**Challenge**
All entries must be extracted exactly, with nothing added or dropped.

--- Start of Supplied records ---

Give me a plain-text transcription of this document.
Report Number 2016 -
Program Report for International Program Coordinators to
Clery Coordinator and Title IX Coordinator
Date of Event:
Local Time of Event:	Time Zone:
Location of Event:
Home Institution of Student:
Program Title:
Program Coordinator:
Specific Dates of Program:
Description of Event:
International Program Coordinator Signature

--- End of Supplied records ---

**Exercise solution**
Give me a plain-text transcription of this document.
Report Number 2016 -
Program Report for International Program Coordinators to
Clery Coordinator and Title IX Coordinator
Date of Event:
Local Time of Event:	Time Zone:
Location of Event:
Home Institution of Student:
Program Title:
Program Coordinator:
Specific Dates of Program:
Description of Event:
International Program Coordinator Signature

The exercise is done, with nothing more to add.